SELECTION »
You might or might not be familiar with the Christmas carol Past Three A Clock (and a cold frosty morning…) If you are, apologies for the earworm. If not, here’s a video. The tune and the chorus are traditional. The verses, however, were added on at a later date by G. R. Woodward and, while they’re a lovely bit of poetry, I’m not sure that I’d have put some of them quite in the following order.
Hinds o’er the pearly
dewy lawn early
seek the high stranger
laid in the manger.
(Past three a clock, etc)
Cheese from the dairy
bring they for Mary,
And, not for money,
butter and honey…
I assume that the ‘they’ is meant to refer to the dairy workers, perhaps before they get caught up in the Twelve Days of Christmas, but the way it’s written it does look rather like it’s the hinds.
Which when we copped onto this last year meant two things. Firstly, stealing the deer from the royal ice skating Playmobil scene and ordering some Playmobil cheese for them. And secondly, a bred lik poem:
I don’t know who these ladies are. They might be two of Henry VIII’s wives; they look rather Tudor, with their stand-up collars and what might be meant to be French hoods. It doesn’t matter. The galleries are full of portraits of unknown ladies; why shouldn’t I have a couple on my Christmas tree, too?

SOURCE MATERIAL »
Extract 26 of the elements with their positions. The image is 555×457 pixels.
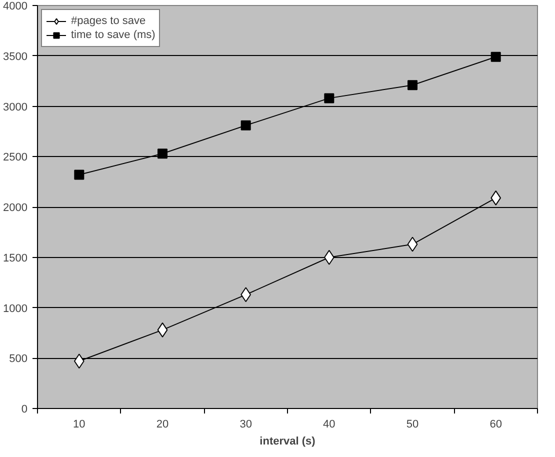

WRITTEN TASK 1 » Translate this sentence from the post about the Christmas carol into Spanish: "The tune and the chorus are traditional."
WRITTEN TASK 2 » Continue the post about the Christmas carol, picking up after its final sentence.

WRITTEN ANSWER 1 » La melodía y el estribillo son tradicionales.

WRITTEN ANSWER 2 »
The reason that I don’t know who they are is that I bought them in Oxfam, so they had no labels. They came together with the King of Hearts. Or it might have been the Knave of Hearts. I can’t remember. I bought them last year, in Ely Oxfam. But how could I have bought them last year? All the shops were shut last year. Or I didn’t go to any shops last year. Then maybe it was the year before. Did we go to Oxfam when we were househunting? No. It was last year. I know that really.
It’s just that my mind wants to shuffle all occasions involving shops out of 2020. It’s already refusing to believe that I was only in the office on one day between 13 March 2020 and 16 August 2021: four months of the London commute have overwritten all of that. Give it a couple of years and I’ll be convinced I bought these ladies in 2021, and I’ll be reading back through this blog and learn that no, this year they came out of the Christmas box, and surprise myself.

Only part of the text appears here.